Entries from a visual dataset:
-- start --
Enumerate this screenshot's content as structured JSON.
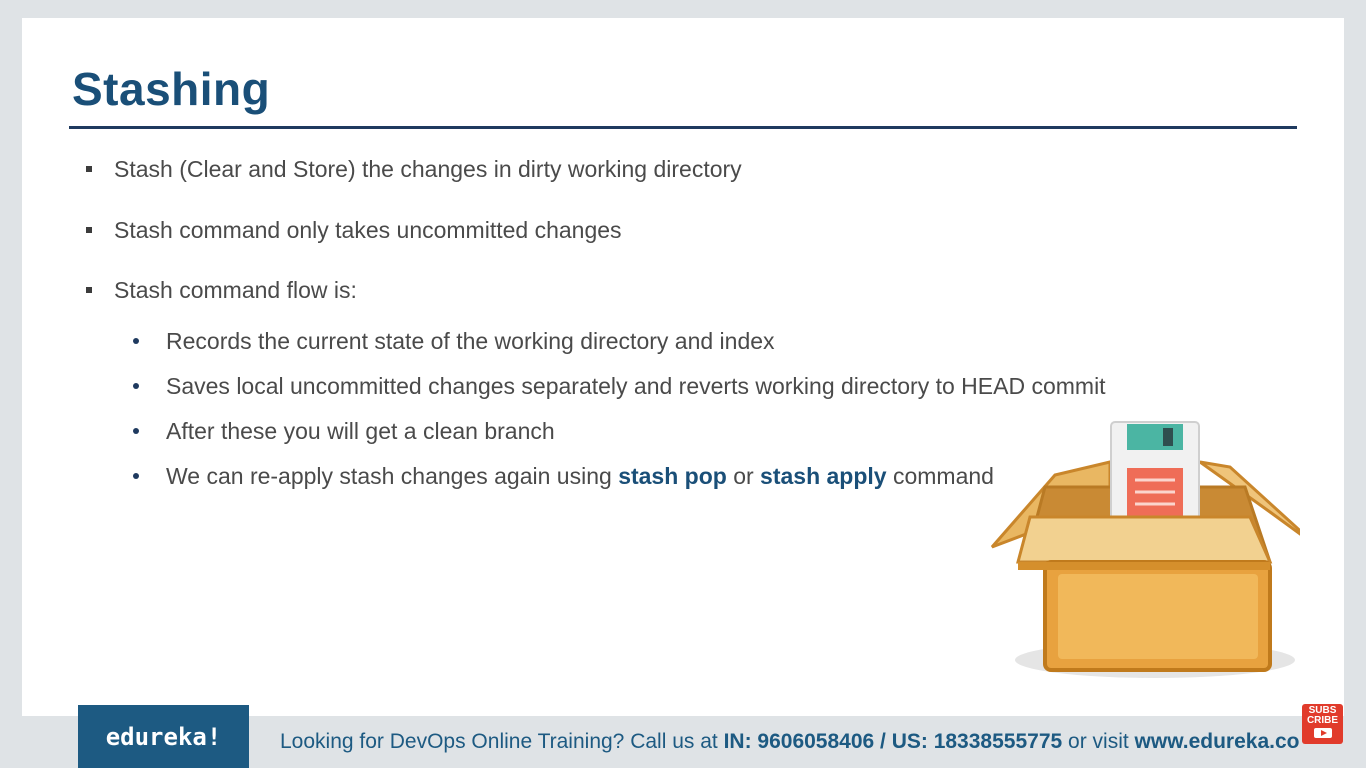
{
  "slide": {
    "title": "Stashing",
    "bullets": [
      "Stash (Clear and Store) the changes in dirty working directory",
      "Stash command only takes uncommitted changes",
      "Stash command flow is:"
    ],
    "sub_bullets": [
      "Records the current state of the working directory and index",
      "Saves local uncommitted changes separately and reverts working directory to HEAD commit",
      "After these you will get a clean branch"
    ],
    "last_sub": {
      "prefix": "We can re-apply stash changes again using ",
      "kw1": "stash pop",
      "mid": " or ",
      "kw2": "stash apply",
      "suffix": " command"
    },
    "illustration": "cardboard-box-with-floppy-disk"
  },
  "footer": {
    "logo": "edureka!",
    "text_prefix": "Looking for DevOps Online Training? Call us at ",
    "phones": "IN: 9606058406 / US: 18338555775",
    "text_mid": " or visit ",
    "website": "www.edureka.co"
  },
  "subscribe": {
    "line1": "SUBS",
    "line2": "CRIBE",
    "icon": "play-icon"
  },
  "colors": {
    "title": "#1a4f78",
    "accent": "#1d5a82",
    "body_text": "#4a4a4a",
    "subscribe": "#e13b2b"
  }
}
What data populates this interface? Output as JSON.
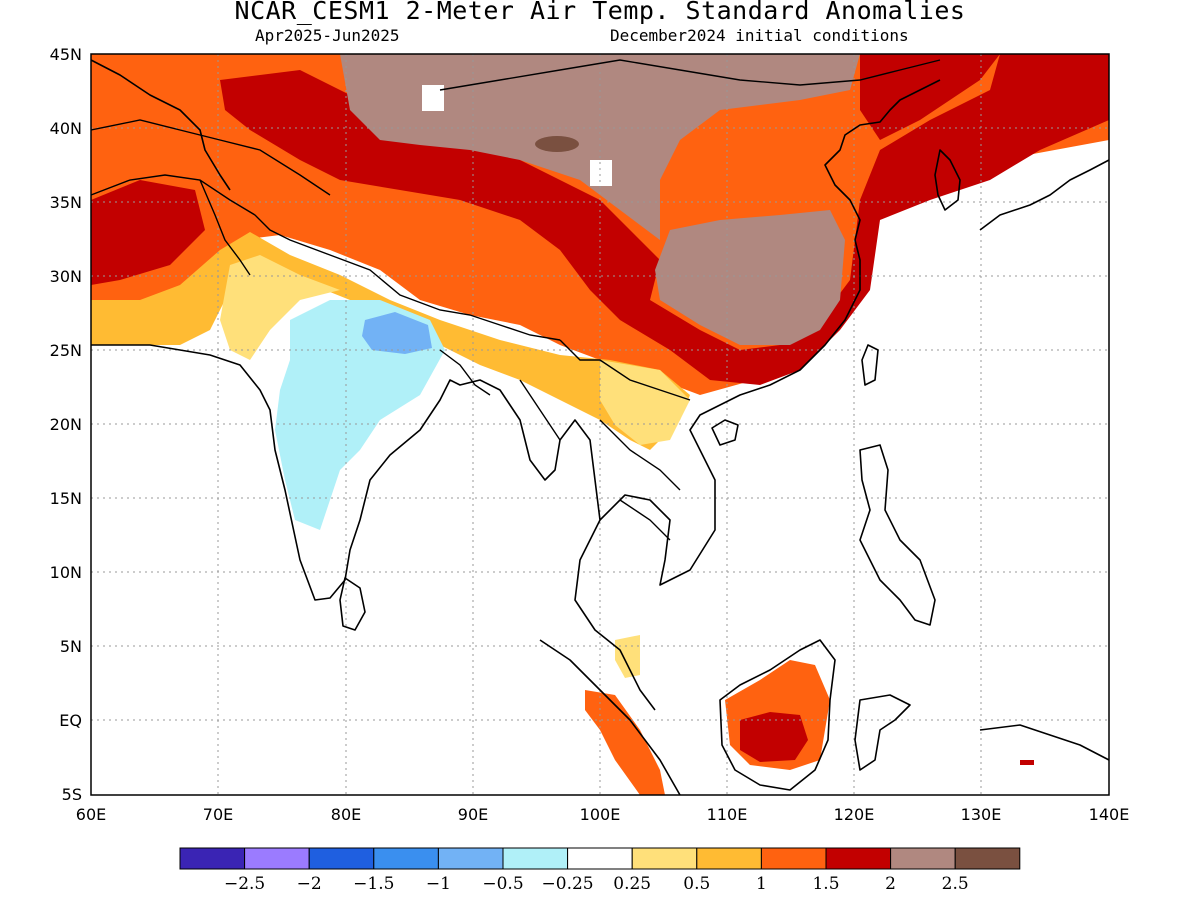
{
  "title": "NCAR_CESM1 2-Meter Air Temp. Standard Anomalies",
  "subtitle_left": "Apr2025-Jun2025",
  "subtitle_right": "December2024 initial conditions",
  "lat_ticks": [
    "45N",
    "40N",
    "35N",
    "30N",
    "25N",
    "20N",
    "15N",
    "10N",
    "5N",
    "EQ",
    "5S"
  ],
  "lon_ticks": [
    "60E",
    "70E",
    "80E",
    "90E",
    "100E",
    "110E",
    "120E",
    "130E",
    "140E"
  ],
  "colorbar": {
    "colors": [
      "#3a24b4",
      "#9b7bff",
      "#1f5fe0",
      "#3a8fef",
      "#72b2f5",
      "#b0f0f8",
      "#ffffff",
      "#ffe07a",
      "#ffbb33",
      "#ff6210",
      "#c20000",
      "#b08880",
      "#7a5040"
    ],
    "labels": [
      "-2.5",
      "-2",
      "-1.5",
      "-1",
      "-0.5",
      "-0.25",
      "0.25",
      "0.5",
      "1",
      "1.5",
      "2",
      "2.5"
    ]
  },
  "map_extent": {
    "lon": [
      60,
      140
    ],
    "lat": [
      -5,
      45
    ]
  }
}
-- end --
Task:
Reproduce the records verbatim, omitting all images they contain.

Solution for this task:
Enumerate this screenshot's content as structured JSON.
{
  "slide": {
    "title": "Stashing",
    "bullets": [
      "Stash (Clear and Store) the changes in dirty working directory",
      "Stash command only takes uncommitted changes",
      "Stash command flow is:"
    ],
    "sub_bullets": [
      "Records the current state of the working directory and index",
      "Saves local uncommitted changes separately and reverts working directory to HEAD commit",
      "After these you will get a clean branch"
    ],
    "last_sub": {
      "prefix": "We can re-apply stash changes again using ",
      "kw1": "stash pop",
      "mid": " or ",
      "kw2": "stash apply",
      "suffix": " command"
    },
    "illustration": "cardboard-box-with-floppy-disk"
  },
  "footer": {
    "logo": "edureka!",
    "text_prefix": "Looking for DevOps Online Training? Call us at ",
    "phones": "IN: 9606058406 / US: 18338555775",
    "text_mid": " or visit ",
    "website": "www.edureka.co"
  },
  "subscribe": {
    "line1": "SUBS",
    "line2": "CRIBE",
    "icon": "play-icon"
  },
  "colors": {
    "title": "#1a4f78",
    "accent": "#1d5a82",
    "body_text": "#4a4a4a",
    "subscribe": "#e13b2b"
  }
}
What data populates this interface? Output as JSON.
{
  "title": "NCAR_CESM1 2-Meter Air Temp. Standard Anomalies",
  "subtitle_left": "Apr2025-Jun2025",
  "subtitle_right": "December2024 initial conditions",
  "lat_ticks": [
    "45N",
    "40N",
    "35N",
    "30N",
    "25N",
    "20N",
    "15N",
    "10N",
    "5N",
    "EQ",
    "5S"
  ],
  "lon_ticks": [
    "60E",
    "70E",
    "80E",
    "90E",
    "100E",
    "110E",
    "120E",
    "130E",
    "140E"
  ],
  "colorbar": {
    "colors": [
      "#3a24b4",
      "#9b7bff",
      "#1f5fe0",
      "#3a8fef",
      "#72b2f5",
      "#b0f0f8",
      "#ffffff",
      "#ffe07a",
      "#ffbb33",
      "#ff6210",
      "#c20000",
      "#b08880",
      "#7a5040"
    ],
    "labels": [
      "-2.5",
      "-2",
      "-1.5",
      "-1",
      "-0.5",
      "-0.25",
      "0.25",
      "0.5",
      "1",
      "1.5",
      "2",
      "2.5"
    ]
  },
  "map_extent": {
    "lon": [
      60,
      140
    ],
    "lat": [
      -5,
      45
    ]
  }
}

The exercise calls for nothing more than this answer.